• Do this
Check every line of the entries for "label", and copy the lines that hold it.

** start Provided records **

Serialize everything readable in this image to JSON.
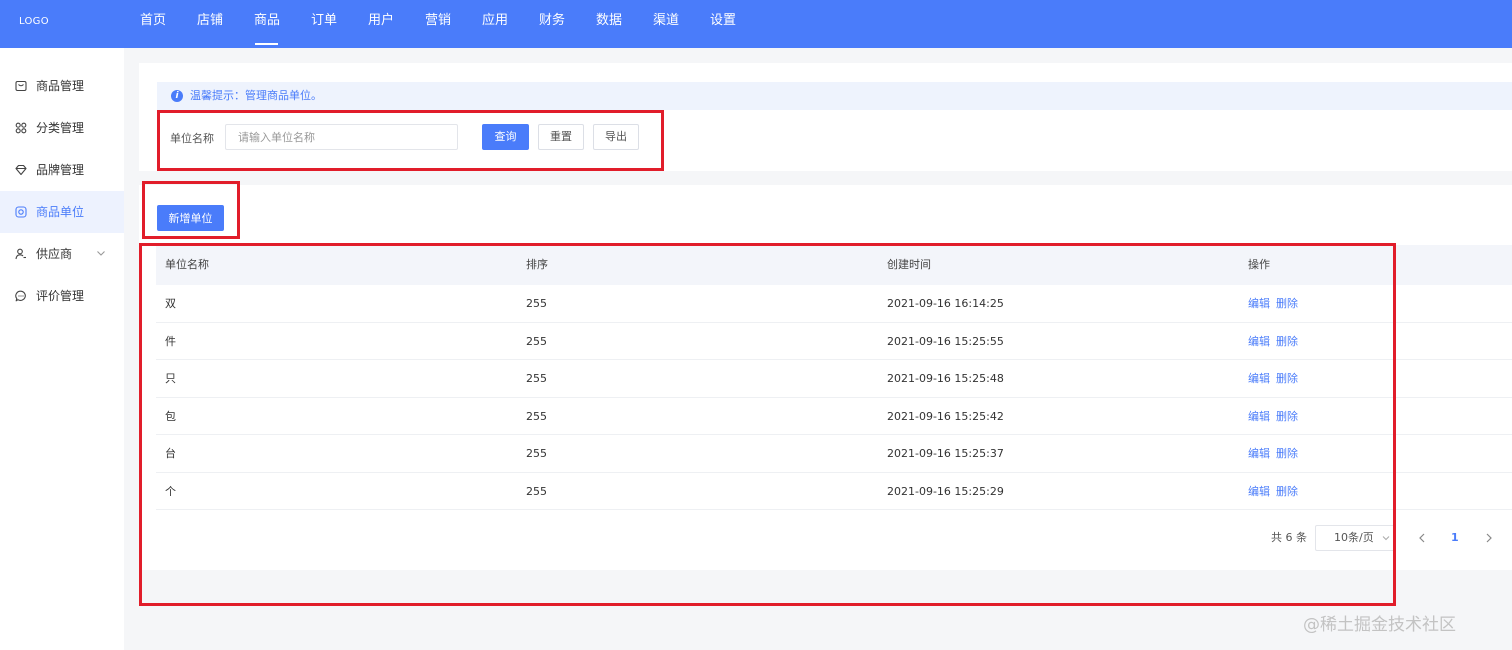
{
  "header": {
    "logo": "LOGO",
    "nav": [
      "首页",
      "店铺",
      "商品",
      "订单",
      "用户",
      "营销",
      "应用",
      "财务",
      "数据",
      "渠道",
      "设置"
    ],
    "active_nav": "商品"
  },
  "sidebar": {
    "items": [
      {
        "label": "商品管理",
        "icon": "box-icon"
      },
      {
        "label": "分类管理",
        "icon": "grid-icon"
      },
      {
        "label": "品牌管理",
        "icon": "diamond-icon"
      },
      {
        "label": "商品单位",
        "icon": "unit-icon"
      },
      {
        "label": "供应商",
        "icon": "user-icon"
      },
      {
        "label": "评价管理",
        "icon": "chat-icon"
      }
    ],
    "active": "商品单位"
  },
  "filter": {
    "tip": "温馨提示：管理商品单位。",
    "label": "单位名称",
    "placeholder": "请输入单位名称",
    "value": "",
    "query": "查询",
    "reset": "重置",
    "export": "导出"
  },
  "actions": {
    "add": "新增单位"
  },
  "table": {
    "columns": [
      "单位名称",
      "排序",
      "创建时间",
      "操作"
    ],
    "rows": [
      {
        "name": "双",
        "sort": "255",
        "created": "2021-09-16 16:14:25"
      },
      {
        "name": "件",
        "sort": "255",
        "created": "2021-09-16 15:25:55"
      },
      {
        "name": "只",
        "sort": "255",
        "created": "2021-09-16 15:25:48"
      },
      {
        "name": "包",
        "sort": "255",
        "created": "2021-09-16 15:25:42"
      },
      {
        "name": "台",
        "sort": "255",
        "created": "2021-09-16 15:25:37"
      },
      {
        "name": "个",
        "sort": "255",
        "created": "2021-09-16 15:25:29"
      }
    ],
    "edit": "编辑",
    "delete": "删除"
  },
  "pagination": {
    "total": "共 6 条",
    "page_size": "10条/页",
    "current": "1"
  },
  "colors": {
    "primary": "#4a7cfa",
    "highlight": "#e11d2a"
  },
  "watermark": "@稀土掘金技术社区"
}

** end Provided records **

• Task solution
        "label": "商品管理",
        "label": "分类管理",
        "label": "品牌管理",
        "label": "商品单位",
        "label": "供应商",
        "label": "评价管理",
    "label": "单位名称",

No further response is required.